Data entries
------
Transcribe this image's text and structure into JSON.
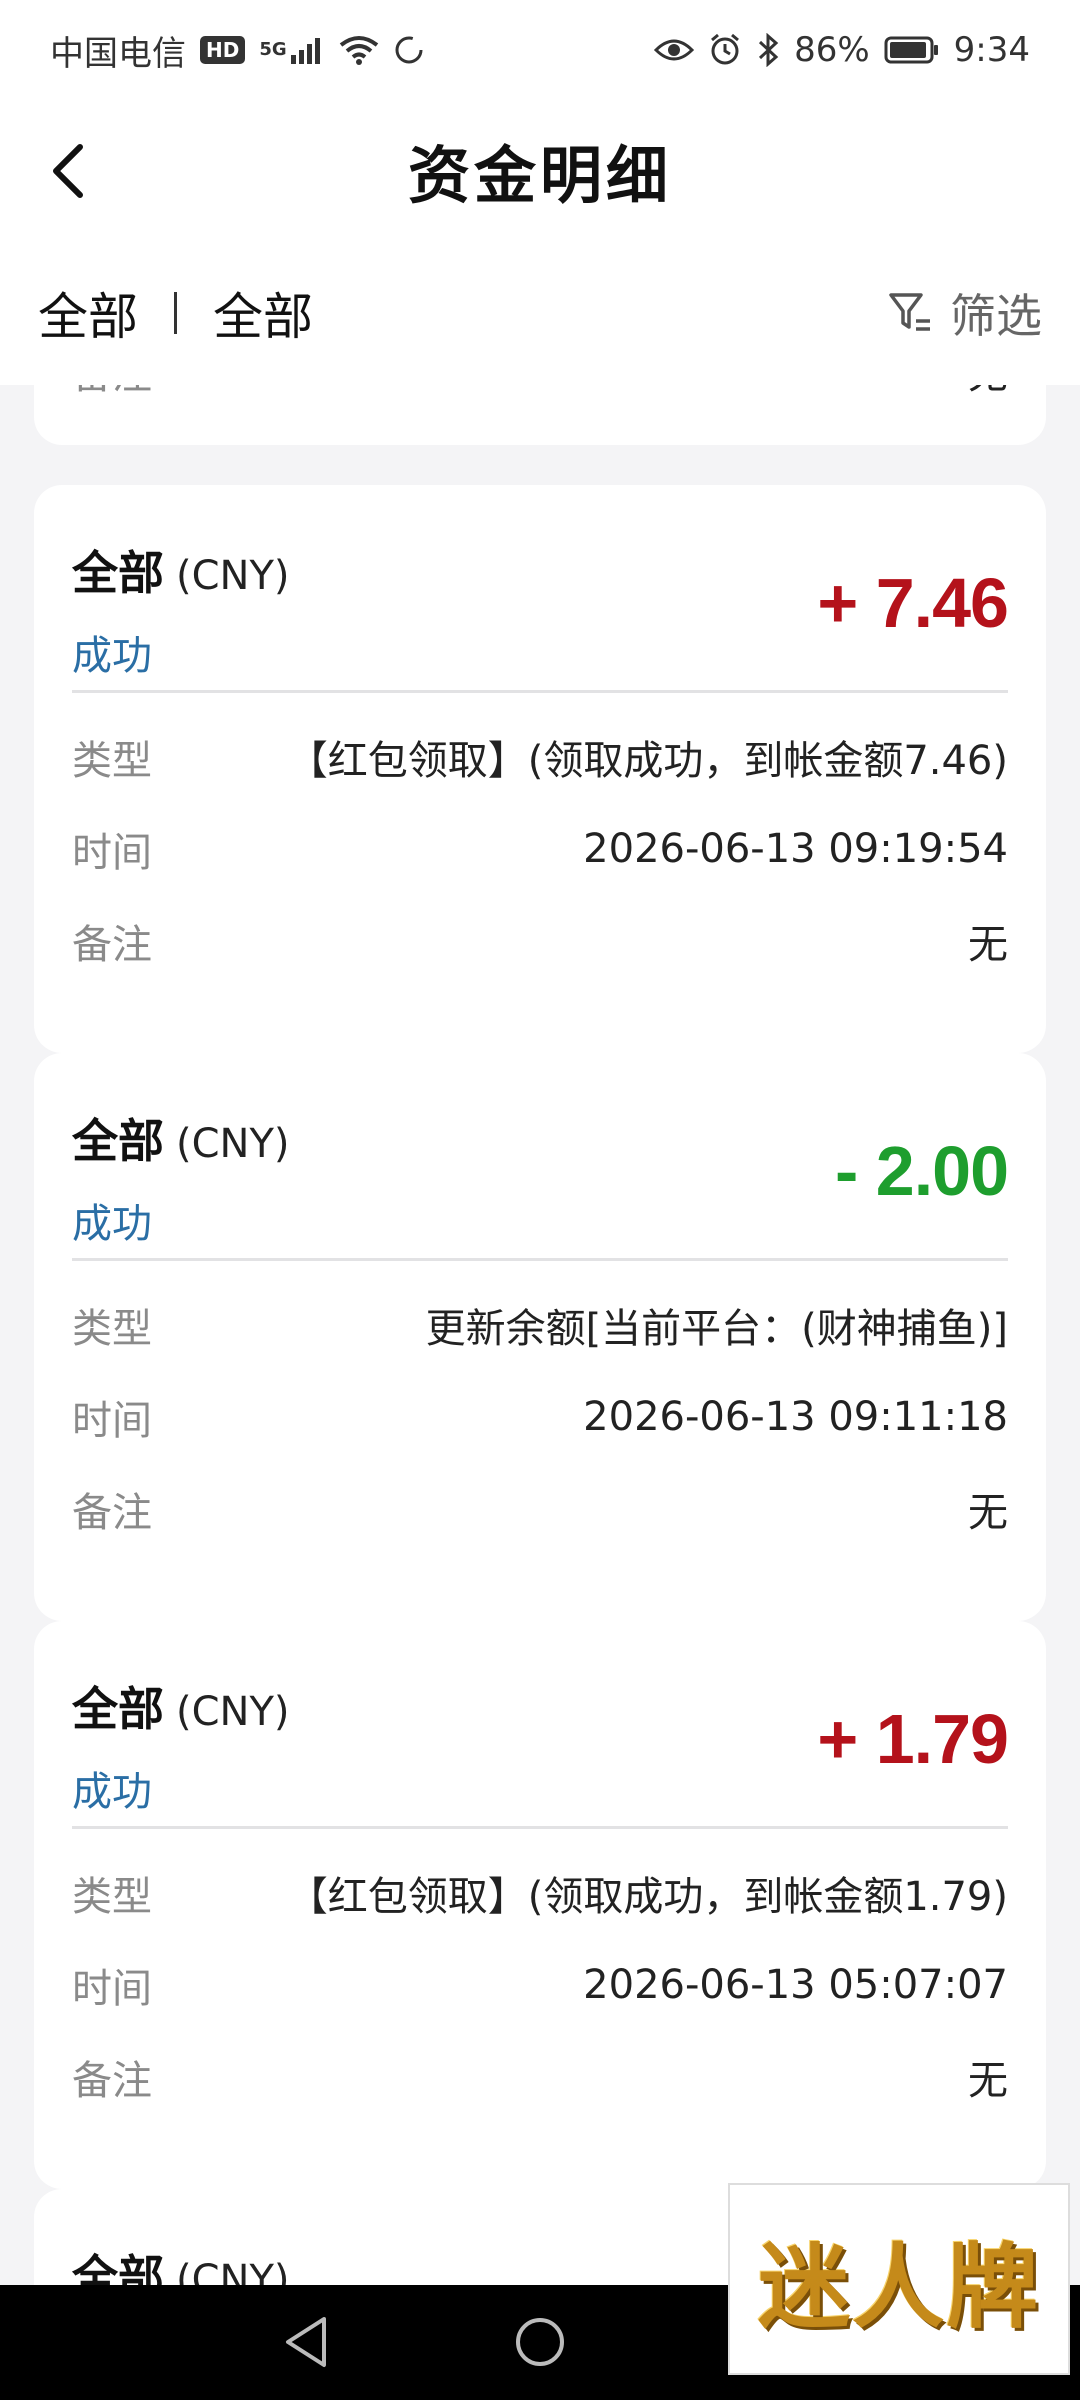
{
  "status_bar": {
    "carrier": "中国电信",
    "hd_badge": "HD",
    "network": "5G",
    "battery": "86%",
    "time": "9:34"
  },
  "header": {
    "title": "资金明细"
  },
  "filter": {
    "category": "全部",
    "status": "全部",
    "filter_label": "筛选"
  },
  "partial_card": {
    "label": "备注",
    "value": "无"
  },
  "labels": {
    "type": "类型",
    "time": "时间",
    "remark": "备注"
  },
  "records": [
    {
      "account": "全部",
      "currency": "(CNY)",
      "status": "成功",
      "amount": "+ 7.46",
      "direction": "income",
      "type": "【红包领取】(领取成功，到帐金额7.46)",
      "time": "2026-06-13 09:19:54",
      "remark": "无"
    },
    {
      "account": "全部",
      "currency": "(CNY)",
      "status": "成功",
      "amount": "- 2.00",
      "direction": "expense",
      "type": "更新余额[当前平台：(财神捕鱼)]",
      "time": "2026-06-13 09:11:18",
      "remark": "无"
    },
    {
      "account": "全部",
      "currency": "(CNY)",
      "status": "成功",
      "amount": "+ 1.79",
      "direction": "income",
      "type": "【红包领取】(领取成功，到帐金额1.79)",
      "time": "2026-06-13 05:07:07",
      "remark": "无"
    },
    {
      "account": "全部",
      "currency": "(CNY)"
    }
  ],
  "watermark": "迷人牌",
  "colors": {
    "income": "#b4121b",
    "expense": "#1e9e2e",
    "status": "#2a6ea5"
  }
}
------
- AIM -
Search the data above for the string "type" and return every line that has it.

- COMPLETED TASK -
    "type": "类型",
      "type": "【红包领取】(领取成功，到帐金额7.46)",
      "type": "更新余额[当前平台：(财神捕鱼)]",
      "type": "【红包领取】(领取成功，到帐金额1.79)",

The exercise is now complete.